Check each line of the material below for "generation", then copy the ones that contain it.
* begin Task inputs *
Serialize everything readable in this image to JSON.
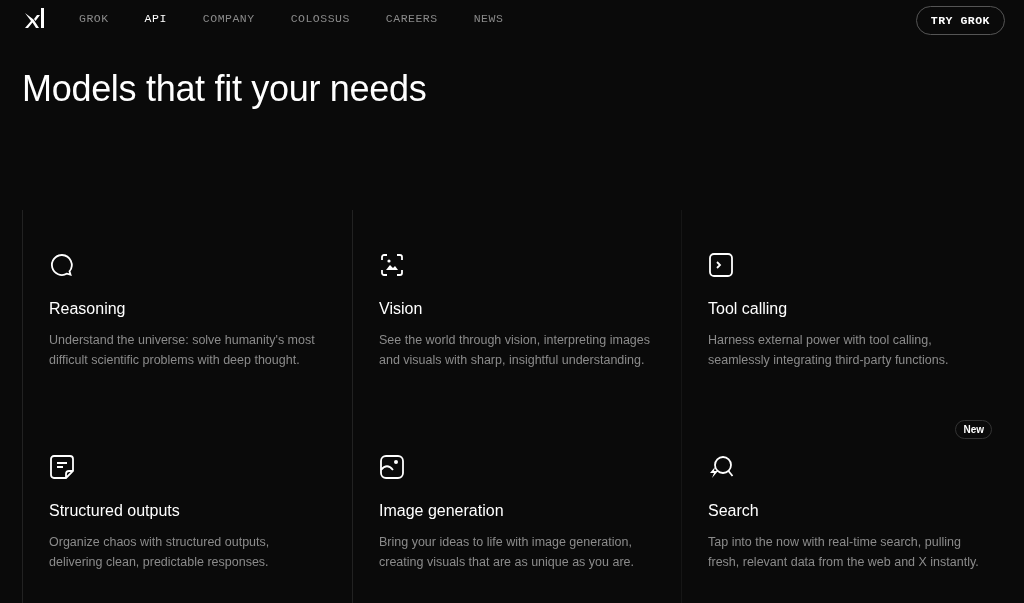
{
  "nav": {
    "items": [
      {
        "label": "GROK",
        "selected": false
      },
      {
        "label": "API",
        "selected": true
      },
      {
        "label": "COMPANY",
        "selected": false
      },
      {
        "label": "COLOSSUS",
        "selected": false
      },
      {
        "label": "CAREERS",
        "selected": false
      },
      {
        "label": "NEWS",
        "selected": false
      }
    ],
    "cta": "TRY GROK"
  },
  "heading": "Models that fit your needs",
  "features": [
    {
      "title": "Reasoning",
      "description": "Understand the universe: solve humanity's most difficult scientific problems with deep thought."
    },
    {
      "title": "Vision",
      "description": "See the world through vision, interpreting images and visuals with sharp, insightful understanding."
    },
    {
      "title": "Tool calling",
      "description": "Harness external power with tool calling, seamlessly integrating third-party functions."
    },
    {
      "title": "Structured outputs",
      "description": "Organize chaos with structured outputs, delivering clean, predictable responses."
    },
    {
      "title": "Image generation",
      "description": "Bring your ideas to life with image generation, creating visuals that are as unique as you are."
    },
    {
      "title": "Search",
      "description": "Tap into the now with real-time search, pulling fresh, relevant data from the web and X instantly.",
      "badge": "New"
    }
  ]
}
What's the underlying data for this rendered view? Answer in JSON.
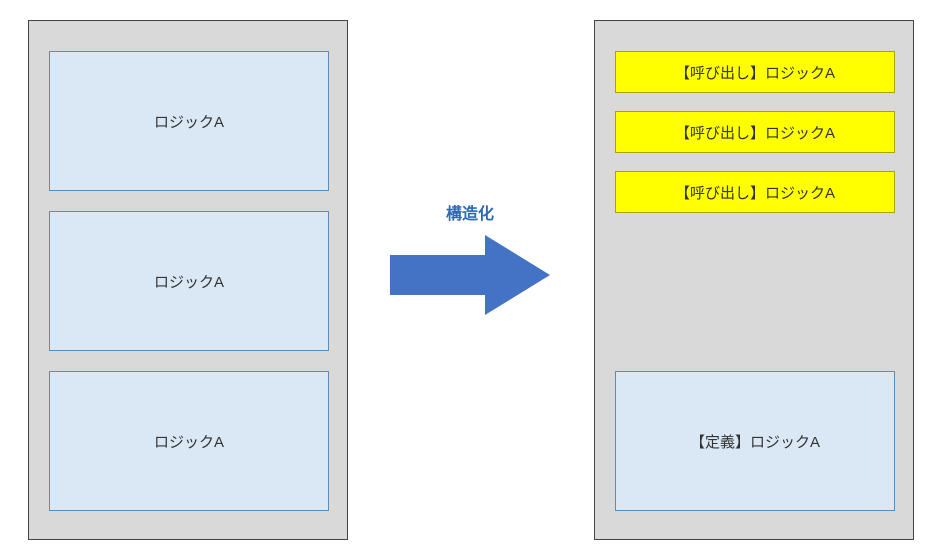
{
  "left": {
    "boxes": [
      {
        "label": "ロジックA"
      },
      {
        "label": "ロジックA"
      },
      {
        "label": "ロジックA"
      }
    ]
  },
  "arrow": {
    "label": "構造化",
    "color": "#4472c4"
  },
  "right": {
    "calls": [
      {
        "label": "【呼び出し】ロジックA"
      },
      {
        "label": "【呼び出し】ロジックA"
      },
      {
        "label": "【呼び出し】ロジックA"
      }
    ],
    "definition": {
      "label": "【定義】ロジックA"
    }
  }
}
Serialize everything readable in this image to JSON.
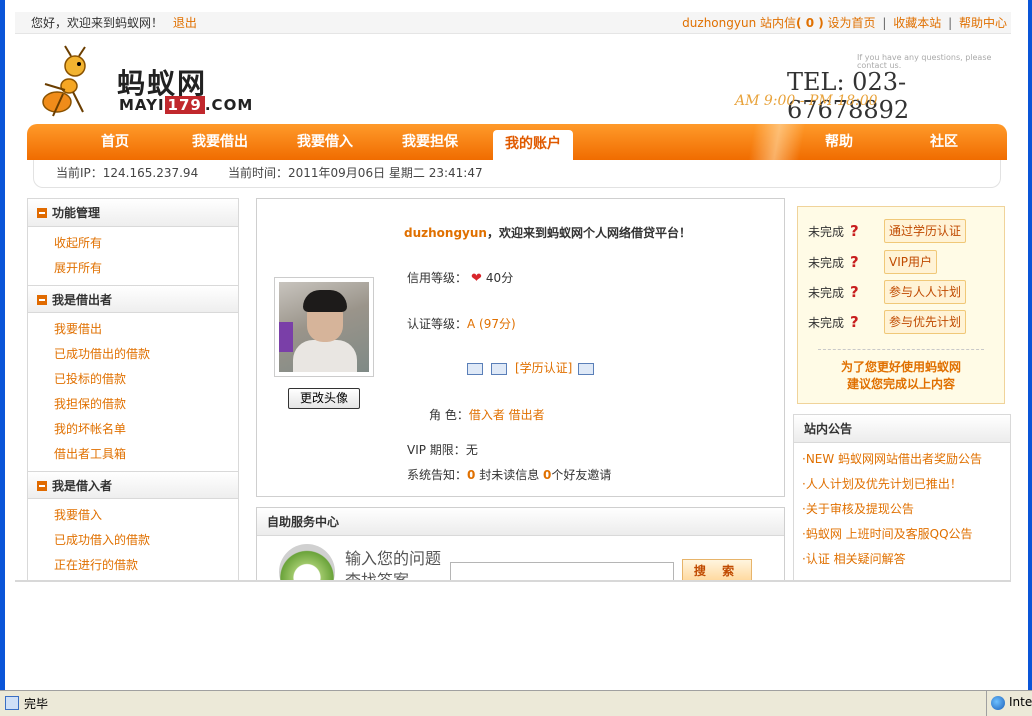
{
  "topbar": {
    "welcome": "您好，欢迎来到蚂蚁网！",
    "logout": "退出",
    "username": "duzhongyun",
    "inbox_label": "站内信",
    "inbox_count": "( 0 )",
    "set_home": "设为首页",
    "bookmark": "收藏本站",
    "help_center": "帮助中心",
    "separator": "|"
  },
  "header": {
    "logo_text": "蚂蚁网",
    "logo_sub_prefix": "MAYI",
    "logo_sub_num": "179",
    "logo_sub_suffix": ".COM",
    "contact_note": "If you have any questions, please contact us.",
    "tel": "TEL: 023- 67678892",
    "hours": "AM 9:00 - PM 18:00"
  },
  "nav": {
    "items": [
      {
        "label": "首页"
      },
      {
        "label": "我要借出"
      },
      {
        "label": "我要借入"
      },
      {
        "label": "我要担保"
      },
      {
        "label": "我的账户"
      },
      {
        "label": "帮助"
      },
      {
        "label": "社区"
      }
    ],
    "ip_info": "当前IP：124.165.237.94",
    "time_info": "当前时间：2011年09月06日 星期二 23:41:47"
  },
  "sidebar": {
    "sections": [
      {
        "title": "功能管理",
        "items": [
          "收起所有",
          "展开所有"
        ]
      },
      {
        "title": "我是借出者",
        "items": [
          "我要借出",
          "已成功借出的借款",
          "已投标的借款",
          "我担保的借款",
          "我的坏帐名单",
          "借出者工具箱"
        ]
      },
      {
        "title": "我是借入者",
        "items": [
          "我要借入",
          "已成功借入的借款",
          "正在进行的借款"
        ]
      }
    ]
  },
  "profile": {
    "username": "duzhongyun",
    "welcome_suffix": "，欢迎来到蚂蚁网个人网络借贷平台！",
    "change_photo": "更改头像",
    "credit_label": "信用等级：",
    "credit_value": "40分",
    "cert_label": "认证等级：",
    "cert_value": "A (97分)",
    "edu_cert": "[学历认证]",
    "role_label": "角 色：",
    "role_value": "借入者 借出者",
    "vip_label": "VIP 期限：",
    "vip_value": "无",
    "notice_label": "系统告知：",
    "unread_count": "0",
    "unread_text": "封未读信息",
    "friend_count": "0",
    "friend_text": "个好友邀请"
  },
  "service": {
    "title": "自助服务中心",
    "prompt_line1": "输入您的问题",
    "prompt_line2": "查找答案",
    "search_value": "",
    "search_button": "搜 索"
  },
  "tasks": {
    "items": [
      {
        "status": "未完成",
        "action": "通过学历认证"
      },
      {
        "status": "未完成",
        "action": "VIP用户"
      },
      {
        "status": "未完成",
        "action": "参与人人计划"
      },
      {
        "status": "未完成",
        "action": "参与优先计划"
      }
    ],
    "note_line1": "为了您更好使用蚂蚁网",
    "note_line2": "建议您完成以上内容"
  },
  "notice": {
    "title": "站内公告",
    "items": [
      "·NEW 蚂蚁网网站借出者奖励公告",
      "·人人计划及优先计划已推出！",
      "·关于审核及提现公告",
      "·蚂蚁网 上班时间及客服QQ公告",
      "·认证 相关疑问解答"
    ]
  },
  "statusbar": {
    "text": "完毕",
    "zone": "Inte"
  }
}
* end Task inputs *
# Expected answer
      "title": "Image generation",
      "description": "Bring your ideas to life with image generation, creating visuals that are as unique as you are."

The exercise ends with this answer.